» **TASK TO COMPLETE**:
Output every record word for word.

◇ ◇ ◇ ◇ ◇

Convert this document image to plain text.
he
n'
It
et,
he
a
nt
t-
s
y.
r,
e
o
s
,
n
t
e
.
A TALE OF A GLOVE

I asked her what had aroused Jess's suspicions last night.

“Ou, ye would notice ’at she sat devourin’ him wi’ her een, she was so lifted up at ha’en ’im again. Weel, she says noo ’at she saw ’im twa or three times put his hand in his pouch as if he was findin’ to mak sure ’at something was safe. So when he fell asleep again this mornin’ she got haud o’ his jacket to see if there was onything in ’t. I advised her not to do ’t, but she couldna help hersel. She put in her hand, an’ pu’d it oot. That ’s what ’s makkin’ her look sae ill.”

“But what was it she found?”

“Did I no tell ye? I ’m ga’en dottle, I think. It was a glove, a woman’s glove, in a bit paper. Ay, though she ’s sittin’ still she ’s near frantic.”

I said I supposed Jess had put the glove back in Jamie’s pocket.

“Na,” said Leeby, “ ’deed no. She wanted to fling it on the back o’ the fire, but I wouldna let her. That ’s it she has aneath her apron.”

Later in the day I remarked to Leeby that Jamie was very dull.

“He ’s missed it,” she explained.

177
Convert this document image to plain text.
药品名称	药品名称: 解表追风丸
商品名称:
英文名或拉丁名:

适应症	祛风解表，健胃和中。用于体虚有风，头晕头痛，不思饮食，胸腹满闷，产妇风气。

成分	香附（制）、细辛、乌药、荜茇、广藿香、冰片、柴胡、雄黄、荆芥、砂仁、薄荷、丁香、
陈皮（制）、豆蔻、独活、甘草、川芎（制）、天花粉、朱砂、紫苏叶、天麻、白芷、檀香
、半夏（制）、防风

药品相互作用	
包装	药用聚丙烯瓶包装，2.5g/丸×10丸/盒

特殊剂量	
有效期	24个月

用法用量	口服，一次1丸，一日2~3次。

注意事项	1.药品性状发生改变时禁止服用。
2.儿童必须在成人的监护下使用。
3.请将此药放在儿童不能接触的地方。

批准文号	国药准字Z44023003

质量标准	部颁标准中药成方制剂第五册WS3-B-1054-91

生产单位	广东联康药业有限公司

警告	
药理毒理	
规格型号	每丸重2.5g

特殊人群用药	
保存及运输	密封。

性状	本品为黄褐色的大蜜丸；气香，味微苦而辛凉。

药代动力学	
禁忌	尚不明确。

◇ ◇ ◇ ◇ ◇

» **REPLY**:
Convert this document image to plain text.
he
n'
It
et,
he
a
nt
t-
s
y.
r,
e
o
s
,
n
t
e
.
A TALE OF A GLOVE

I asked her what had aroused Jess's suspicions last night.

“Ou, ye would notice ’at she sat devourin’ him wi’ her een, she was so lifted up at ha’en ’im again. Weel, she says noo ’at she saw ’im twa or three times put his hand in his pouch as if he was findin’ to mak sure ’at something was safe. So when he fell asleep again this mornin’ she got haud o’ his jacket to see if there was onything in ’t. I advised her not to do ’t, but she couldna help hersel. She put in her hand, an’ pu’d it oot. That ’s what ’s makkin’ her look sae ill.”

“But what was it she found?”

“Did I no tell ye? I ’m ga’en dottle, I think. It was a glove, a woman’s glove, in a bit paper. Ay, though she ’s sittin’ still she ’s near frantic.”

I said I supposed Jess had put the glove back in Jamie’s pocket.

“Na,” said Leeby, “ ’deed no. She wanted to fling it on the back o’ the fire, but I wouldna let her. That ’s it she has aneath her apron.”

Later in the day I remarked to Leeby that Jamie was very dull.

“He ’s missed it,” she explained.

177
Convert this document image to plain text.
药品名称	药品名称: 解表追风丸
商品名称:
英文名或拉丁名:

适应症	祛风解表，健胃和中。用于体虚有风，头晕头痛，不思饮食，胸腹满闷，产妇风气。

成分	香附（制）、细辛、乌药、荜茇、广藿香、冰片、柴胡、雄黄、荆芥、砂仁、薄荷、丁香、
陈皮（制）、豆蔻、独活、甘草、川芎（制）、天花粉、朱砂、紫苏叶、天麻、白芷、檀香
、半夏（制）、防风

药品相互作用	
包装	药用聚丙烯瓶包装，2.5g/丸×10丸/盒

特殊剂量	
有效期	24个月

用法用量	口服，一次1丸，一日2~3次。

注意事项	1.药品性状发生改变时禁止服用。
2.儿童必须在成人的监护下使用。
3.请将此药放在儿童不能接触的地方。

批准文号	国药准字Z44023003

质量标准	部颁标准中药成方制剂第五册WS3-B-1054-91

生产单位	广东联康药业有限公司

警告	
药理毒理	
规格型号	每丸重2.5g

特殊人群用药	
保存及运输	密封。

性状	本品为黄褐色的大蜜丸；气香，味微苦而辛凉。

药代动力学	
禁忌	尚不明确。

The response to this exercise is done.